** begin **
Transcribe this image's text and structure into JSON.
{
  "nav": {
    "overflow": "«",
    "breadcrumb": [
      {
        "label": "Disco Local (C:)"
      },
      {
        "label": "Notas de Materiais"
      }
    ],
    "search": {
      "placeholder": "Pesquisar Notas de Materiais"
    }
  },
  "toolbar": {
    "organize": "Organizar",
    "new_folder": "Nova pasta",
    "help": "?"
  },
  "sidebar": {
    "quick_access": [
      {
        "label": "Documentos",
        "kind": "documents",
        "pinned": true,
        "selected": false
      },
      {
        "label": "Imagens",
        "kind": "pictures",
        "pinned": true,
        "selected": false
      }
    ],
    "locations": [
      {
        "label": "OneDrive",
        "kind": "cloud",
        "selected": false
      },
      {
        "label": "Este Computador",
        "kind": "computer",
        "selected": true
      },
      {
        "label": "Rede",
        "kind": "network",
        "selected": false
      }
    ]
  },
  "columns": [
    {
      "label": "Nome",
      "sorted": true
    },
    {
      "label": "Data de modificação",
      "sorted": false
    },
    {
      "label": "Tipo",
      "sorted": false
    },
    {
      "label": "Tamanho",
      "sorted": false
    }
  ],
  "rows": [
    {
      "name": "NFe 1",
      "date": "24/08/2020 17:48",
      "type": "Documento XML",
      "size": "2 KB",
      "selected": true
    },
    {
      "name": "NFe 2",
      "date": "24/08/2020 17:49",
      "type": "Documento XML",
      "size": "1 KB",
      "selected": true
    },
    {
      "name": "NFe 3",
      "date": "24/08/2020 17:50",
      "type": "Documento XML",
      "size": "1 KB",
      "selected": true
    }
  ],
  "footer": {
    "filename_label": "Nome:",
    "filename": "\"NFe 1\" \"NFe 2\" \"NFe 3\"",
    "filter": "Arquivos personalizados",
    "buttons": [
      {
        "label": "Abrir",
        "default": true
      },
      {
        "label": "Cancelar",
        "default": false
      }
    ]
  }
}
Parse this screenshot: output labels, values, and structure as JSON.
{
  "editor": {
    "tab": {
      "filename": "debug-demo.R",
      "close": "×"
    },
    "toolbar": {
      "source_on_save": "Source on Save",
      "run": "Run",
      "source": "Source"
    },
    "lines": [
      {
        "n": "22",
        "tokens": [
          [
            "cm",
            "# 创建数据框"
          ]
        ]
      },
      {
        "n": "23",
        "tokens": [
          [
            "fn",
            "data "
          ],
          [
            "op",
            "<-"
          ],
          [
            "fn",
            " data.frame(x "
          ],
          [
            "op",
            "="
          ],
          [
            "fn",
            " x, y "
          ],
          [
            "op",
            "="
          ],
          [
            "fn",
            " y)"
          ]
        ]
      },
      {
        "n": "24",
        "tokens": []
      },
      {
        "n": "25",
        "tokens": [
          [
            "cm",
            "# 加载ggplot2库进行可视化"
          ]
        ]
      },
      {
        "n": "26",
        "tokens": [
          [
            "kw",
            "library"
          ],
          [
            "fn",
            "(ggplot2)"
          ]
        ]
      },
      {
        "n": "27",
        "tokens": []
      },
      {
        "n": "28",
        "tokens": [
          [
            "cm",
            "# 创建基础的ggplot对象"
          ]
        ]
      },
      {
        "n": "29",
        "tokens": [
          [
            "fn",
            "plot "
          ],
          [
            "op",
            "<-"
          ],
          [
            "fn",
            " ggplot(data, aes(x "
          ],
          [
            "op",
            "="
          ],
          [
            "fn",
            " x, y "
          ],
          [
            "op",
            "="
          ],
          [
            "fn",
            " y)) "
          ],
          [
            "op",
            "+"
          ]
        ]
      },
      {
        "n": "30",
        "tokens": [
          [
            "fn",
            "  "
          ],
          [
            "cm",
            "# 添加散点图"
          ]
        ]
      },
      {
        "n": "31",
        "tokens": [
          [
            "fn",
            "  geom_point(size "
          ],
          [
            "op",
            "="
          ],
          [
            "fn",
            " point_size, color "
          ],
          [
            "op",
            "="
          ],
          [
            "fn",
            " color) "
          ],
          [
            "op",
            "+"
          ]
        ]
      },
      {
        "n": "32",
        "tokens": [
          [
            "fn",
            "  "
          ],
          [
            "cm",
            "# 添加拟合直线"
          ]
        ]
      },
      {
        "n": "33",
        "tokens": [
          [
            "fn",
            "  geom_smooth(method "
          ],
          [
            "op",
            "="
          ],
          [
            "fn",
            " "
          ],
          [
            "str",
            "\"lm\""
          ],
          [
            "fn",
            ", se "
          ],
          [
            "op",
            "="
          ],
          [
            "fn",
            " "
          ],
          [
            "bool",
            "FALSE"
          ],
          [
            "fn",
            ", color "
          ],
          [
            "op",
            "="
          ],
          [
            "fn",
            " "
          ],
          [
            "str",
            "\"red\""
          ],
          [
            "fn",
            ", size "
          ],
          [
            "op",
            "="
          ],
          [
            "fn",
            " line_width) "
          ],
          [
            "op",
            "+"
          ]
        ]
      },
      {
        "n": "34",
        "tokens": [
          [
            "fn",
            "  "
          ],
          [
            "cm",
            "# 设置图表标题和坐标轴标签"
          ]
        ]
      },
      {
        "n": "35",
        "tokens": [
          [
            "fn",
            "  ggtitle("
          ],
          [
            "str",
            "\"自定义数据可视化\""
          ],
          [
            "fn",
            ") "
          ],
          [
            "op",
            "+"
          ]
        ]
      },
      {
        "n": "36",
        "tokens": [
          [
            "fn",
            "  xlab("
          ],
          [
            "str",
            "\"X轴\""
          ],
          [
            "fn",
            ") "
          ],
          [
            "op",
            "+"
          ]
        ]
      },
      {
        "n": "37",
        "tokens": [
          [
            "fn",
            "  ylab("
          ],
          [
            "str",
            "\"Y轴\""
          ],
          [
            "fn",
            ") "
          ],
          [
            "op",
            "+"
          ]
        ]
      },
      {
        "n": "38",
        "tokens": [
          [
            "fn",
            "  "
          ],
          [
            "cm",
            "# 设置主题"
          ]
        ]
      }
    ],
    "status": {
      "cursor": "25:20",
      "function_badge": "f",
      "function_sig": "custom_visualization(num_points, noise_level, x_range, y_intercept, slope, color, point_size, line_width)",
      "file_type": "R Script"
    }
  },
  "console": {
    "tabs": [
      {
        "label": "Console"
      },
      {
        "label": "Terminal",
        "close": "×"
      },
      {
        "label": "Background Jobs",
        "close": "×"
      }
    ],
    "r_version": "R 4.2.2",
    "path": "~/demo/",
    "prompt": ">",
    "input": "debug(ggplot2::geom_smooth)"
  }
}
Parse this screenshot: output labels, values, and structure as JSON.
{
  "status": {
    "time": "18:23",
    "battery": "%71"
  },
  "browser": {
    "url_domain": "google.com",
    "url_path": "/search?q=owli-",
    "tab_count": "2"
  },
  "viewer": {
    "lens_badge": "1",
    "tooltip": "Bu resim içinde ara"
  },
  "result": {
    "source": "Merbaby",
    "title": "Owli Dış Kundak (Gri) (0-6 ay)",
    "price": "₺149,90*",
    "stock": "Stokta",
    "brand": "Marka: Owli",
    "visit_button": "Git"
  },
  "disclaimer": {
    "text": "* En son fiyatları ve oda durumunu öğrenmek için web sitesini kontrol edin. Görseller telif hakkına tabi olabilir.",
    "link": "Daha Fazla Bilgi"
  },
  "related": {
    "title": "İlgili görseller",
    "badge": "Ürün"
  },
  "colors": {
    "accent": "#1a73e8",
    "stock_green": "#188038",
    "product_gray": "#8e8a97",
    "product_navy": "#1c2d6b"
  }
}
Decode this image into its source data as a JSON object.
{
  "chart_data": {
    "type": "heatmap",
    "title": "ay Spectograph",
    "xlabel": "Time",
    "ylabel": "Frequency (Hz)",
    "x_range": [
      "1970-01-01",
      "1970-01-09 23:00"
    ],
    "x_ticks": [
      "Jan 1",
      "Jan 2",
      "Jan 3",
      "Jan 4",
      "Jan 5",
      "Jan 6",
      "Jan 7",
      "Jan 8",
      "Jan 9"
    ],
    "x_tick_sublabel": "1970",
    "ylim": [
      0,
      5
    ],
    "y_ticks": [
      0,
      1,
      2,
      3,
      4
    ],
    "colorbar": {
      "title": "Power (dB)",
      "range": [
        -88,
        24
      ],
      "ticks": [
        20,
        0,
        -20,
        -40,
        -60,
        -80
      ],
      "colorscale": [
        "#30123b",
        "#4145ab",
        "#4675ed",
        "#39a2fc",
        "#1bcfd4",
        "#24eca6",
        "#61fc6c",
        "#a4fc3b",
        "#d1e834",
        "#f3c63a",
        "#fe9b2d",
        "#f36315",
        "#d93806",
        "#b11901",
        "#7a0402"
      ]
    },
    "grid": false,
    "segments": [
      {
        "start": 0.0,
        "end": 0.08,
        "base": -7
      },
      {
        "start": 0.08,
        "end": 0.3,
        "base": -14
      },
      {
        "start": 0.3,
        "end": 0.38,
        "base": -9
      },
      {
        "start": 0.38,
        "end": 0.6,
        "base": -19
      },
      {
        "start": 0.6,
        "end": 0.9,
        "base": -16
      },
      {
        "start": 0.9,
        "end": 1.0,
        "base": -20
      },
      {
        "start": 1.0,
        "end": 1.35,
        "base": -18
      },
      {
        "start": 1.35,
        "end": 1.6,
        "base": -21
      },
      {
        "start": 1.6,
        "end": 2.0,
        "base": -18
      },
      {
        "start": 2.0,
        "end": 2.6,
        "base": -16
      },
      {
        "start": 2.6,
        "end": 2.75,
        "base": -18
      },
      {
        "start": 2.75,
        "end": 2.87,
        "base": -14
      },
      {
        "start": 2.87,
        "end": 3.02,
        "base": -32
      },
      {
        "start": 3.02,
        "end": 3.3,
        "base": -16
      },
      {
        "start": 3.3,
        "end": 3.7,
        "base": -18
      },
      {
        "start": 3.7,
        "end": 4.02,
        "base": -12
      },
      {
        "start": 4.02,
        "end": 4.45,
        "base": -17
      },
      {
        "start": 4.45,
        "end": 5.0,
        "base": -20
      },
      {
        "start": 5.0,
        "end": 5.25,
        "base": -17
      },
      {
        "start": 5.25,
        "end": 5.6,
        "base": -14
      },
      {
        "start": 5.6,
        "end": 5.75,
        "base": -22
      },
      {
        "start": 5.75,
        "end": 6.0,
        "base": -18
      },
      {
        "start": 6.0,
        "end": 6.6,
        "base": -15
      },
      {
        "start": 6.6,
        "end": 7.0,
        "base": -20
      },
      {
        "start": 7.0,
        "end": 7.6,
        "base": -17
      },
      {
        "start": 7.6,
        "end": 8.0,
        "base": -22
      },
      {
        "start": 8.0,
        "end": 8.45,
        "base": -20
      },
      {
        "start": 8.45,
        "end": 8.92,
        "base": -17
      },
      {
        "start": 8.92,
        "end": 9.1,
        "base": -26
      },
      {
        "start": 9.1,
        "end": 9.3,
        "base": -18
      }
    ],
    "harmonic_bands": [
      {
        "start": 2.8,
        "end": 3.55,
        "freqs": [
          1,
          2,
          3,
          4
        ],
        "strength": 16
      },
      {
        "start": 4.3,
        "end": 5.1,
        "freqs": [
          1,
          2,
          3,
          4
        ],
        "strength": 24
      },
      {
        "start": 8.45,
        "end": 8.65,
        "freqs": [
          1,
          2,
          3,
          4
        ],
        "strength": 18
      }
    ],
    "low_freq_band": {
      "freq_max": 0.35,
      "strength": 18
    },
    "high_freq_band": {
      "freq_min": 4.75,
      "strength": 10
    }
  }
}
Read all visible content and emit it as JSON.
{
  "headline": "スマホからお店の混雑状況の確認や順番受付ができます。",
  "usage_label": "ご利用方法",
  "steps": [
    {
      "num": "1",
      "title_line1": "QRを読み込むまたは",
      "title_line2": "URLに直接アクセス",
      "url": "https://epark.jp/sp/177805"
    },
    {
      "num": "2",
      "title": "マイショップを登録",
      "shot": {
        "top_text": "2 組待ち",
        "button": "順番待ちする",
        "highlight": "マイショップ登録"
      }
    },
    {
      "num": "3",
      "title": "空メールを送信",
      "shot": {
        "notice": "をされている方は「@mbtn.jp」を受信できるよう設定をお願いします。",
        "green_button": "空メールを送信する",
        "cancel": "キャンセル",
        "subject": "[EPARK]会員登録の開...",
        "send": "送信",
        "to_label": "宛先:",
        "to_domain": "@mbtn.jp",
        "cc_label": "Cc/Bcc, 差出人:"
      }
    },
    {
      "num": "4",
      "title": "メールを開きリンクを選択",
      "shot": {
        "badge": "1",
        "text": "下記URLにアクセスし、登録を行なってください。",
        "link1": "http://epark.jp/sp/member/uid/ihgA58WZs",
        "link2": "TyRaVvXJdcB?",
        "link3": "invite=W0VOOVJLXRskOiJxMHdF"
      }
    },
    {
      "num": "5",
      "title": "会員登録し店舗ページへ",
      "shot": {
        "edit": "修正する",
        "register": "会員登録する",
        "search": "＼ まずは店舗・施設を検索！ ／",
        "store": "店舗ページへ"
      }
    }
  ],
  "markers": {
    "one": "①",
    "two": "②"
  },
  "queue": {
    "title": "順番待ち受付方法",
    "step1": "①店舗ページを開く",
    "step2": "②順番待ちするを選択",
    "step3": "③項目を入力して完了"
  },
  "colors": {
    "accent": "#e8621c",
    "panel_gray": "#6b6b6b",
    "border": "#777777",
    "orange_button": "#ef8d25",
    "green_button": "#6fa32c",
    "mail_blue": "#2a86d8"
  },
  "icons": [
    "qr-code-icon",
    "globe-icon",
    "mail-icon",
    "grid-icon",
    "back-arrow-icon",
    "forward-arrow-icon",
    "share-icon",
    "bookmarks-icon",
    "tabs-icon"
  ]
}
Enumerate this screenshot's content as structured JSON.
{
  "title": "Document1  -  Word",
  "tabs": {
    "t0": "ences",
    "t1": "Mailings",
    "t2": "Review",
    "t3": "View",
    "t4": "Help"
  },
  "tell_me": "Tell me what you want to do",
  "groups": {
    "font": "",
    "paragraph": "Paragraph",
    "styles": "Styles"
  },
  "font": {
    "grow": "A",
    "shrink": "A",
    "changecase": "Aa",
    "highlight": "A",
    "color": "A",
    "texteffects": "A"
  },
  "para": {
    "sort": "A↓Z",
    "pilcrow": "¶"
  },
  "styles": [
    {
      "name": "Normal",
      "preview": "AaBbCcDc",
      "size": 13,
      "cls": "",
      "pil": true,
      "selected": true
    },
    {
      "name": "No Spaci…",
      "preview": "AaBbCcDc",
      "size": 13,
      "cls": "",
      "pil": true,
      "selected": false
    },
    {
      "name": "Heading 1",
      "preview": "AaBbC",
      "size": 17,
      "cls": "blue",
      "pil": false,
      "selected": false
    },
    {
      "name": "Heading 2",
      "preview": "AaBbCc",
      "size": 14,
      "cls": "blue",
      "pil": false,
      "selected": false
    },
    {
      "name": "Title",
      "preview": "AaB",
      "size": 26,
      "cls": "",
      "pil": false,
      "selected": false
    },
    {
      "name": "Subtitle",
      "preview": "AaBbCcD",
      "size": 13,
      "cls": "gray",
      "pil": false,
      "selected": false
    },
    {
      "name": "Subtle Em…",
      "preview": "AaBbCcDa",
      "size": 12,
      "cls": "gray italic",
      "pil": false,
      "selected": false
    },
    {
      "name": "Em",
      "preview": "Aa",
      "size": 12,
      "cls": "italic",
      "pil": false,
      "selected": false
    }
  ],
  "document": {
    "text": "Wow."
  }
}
** end **
[What to do]:
For the string "this", count the lines of the entries above that include it; answer with the number only.

[Output of the task]:
5